Task brief> Extend the biographical profile of Lewis C. Green that follows, beginning after its last sentence.
** START Document segment **
St. Louis Missouri environmental lawyers

Lewis C. Green, Founding President

Lewis C. Green graduated in 1947 from Harvard University and in 1950 from Harvard Law School, where he was an editor of the Harvard Law Review.  He was Law Clerk to Judge William E. Orr, U.S. Court of Appeals for the Ninth Circuit, 1950-51, Justice Stanley F. Reed, Supreme Court of the United States, 1951-52, and US District Judge George H. Moore, 1955-56.  Before joining Green, Hennings & Henry, he served two years (1952-54) with the Appellate Division of the Office of General Counsel of the National Labor Relations Board in Washington, D.C.

He served on the faculty of St. Louis University Law School, teaching Legislation, and Washington University School of Law, teaching Constitutional Law.

He was the first Chairman of the Air Conservation Commission of Missouri, from 1965-69.

He was a member of the Missouri Bar, the Bar of the Supreme Court of the United States, the United States Courts of Appeals for the Eighth Circuit, the DC Circuit, and the Seventh Circuit, and the United States District Court for the Eastern District of Missouri.

He was a member of the American Bar Association, the Bar Association of Metropolitan St. Louis, the Missouri Bar Association, the American Law Institute, and the American Judicature Society.  He was a life member of the National Conference of Commissioners on Uniform State Laws.  He was a member of the American Bar Association Sections of Litigation and Natural Resources, Energy and Environmental Law, and the Missouri Bar Energy and Natural Resources Committee, and the Bar Association of Metropolitan St. Louis Environmental and Conservation Law Committee.  In 1972-73 he chaired the Missouri Bar Antitrust Committee.
** END Document segment **
** START Provided data **
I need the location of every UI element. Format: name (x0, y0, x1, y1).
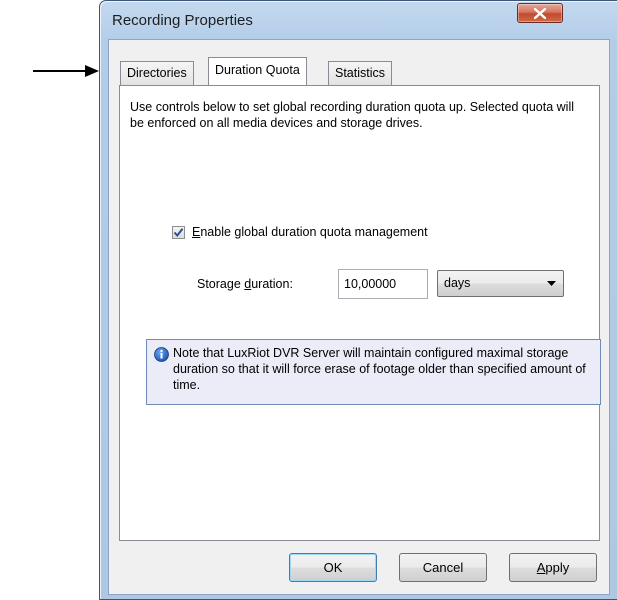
storage-duration-label: Storage duration: (197, 277, 293, 291)
pointer-arrow-icon (33, 65, 99, 77)
tab-directories[interactable]: Directories (120, 61, 194, 85)
storage-duration-input[interactable]: 10,00000 (338, 269, 428, 299)
duration-unit-select[interactable]: days (437, 270, 564, 297)
recording-properties-dialog: Recording Properties Directories Duratio… (99, 0, 617, 600)
info-icon (154, 347, 169, 362)
checkmark-icon (173, 228, 184, 238)
dialog-client-area: Directories Duration Quota Statistics Us… (108, 39, 610, 595)
duration-unit-value: days (444, 276, 471, 290)
storage-duration-label-after: uration: (251, 277, 293, 291)
enable-quota-label-text: nable global duration quota management (200, 225, 428, 239)
enable-quota-label[interactable]: Enable global duration quota management (192, 225, 428, 239)
dropdown-chevron-icon (547, 281, 556, 286)
close-icon (534, 7, 546, 19)
title-bar[interactable]: Recording Properties (100, 1, 617, 41)
info-note-box: Note that LuxRiot DVR Server will mainta… (146, 339, 601, 405)
close-button[interactable] (517, 3, 563, 23)
info-note-text: Note that LuxRiot DVR Server will mainta… (173, 346, 586, 392)
storage-duration-label-before: Storage (197, 277, 245, 291)
tab-duration-quota[interactable]: Duration Quota (208, 57, 307, 85)
cancel-button[interactable]: Cancel (399, 553, 487, 582)
apply-label: pply (545, 560, 570, 575)
duration-quota-panel: Use controls below to set global recordi… (119, 85, 601, 541)
ok-button[interactable]: OK (289, 553, 377, 582)
tab-statistics[interactable]: Statistics (328, 61, 393, 85)
enable-quota-checkbox[interactable] (172, 226, 185, 239)
intro-text: Use controls below to set global recordi… (130, 100, 575, 130)
apply-button[interactable]: Apply (509, 553, 597, 582)
window-title: Recording Properties (112, 12, 253, 29)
** END Provided data **
The reply>
Publications include "State Control of Interstate Air Pollution," 33 L&C Probs 315 (1968); "The New York Times Rule:  Judicial Overkill," 12 Villanova L.Rev. 730 (1970).

He received the Environmental Quality Award from US EPA in 1978, the Page One Civic Award from the St. Louis Newspaper Guild in 1972, and the Air Conservationist of the Year Award from the Conservation Federation of Missouri in 1970. In 2003, he was posthumously honored by the Missouri Air Conservation Commission and the Sierra Club Ozark Chapter.

Environmental Litigation

Mr. Green prosecuted many suits to enforce the environmental laws, including the air pollution laws, and also to protect open space, flood plains, and other environmental values.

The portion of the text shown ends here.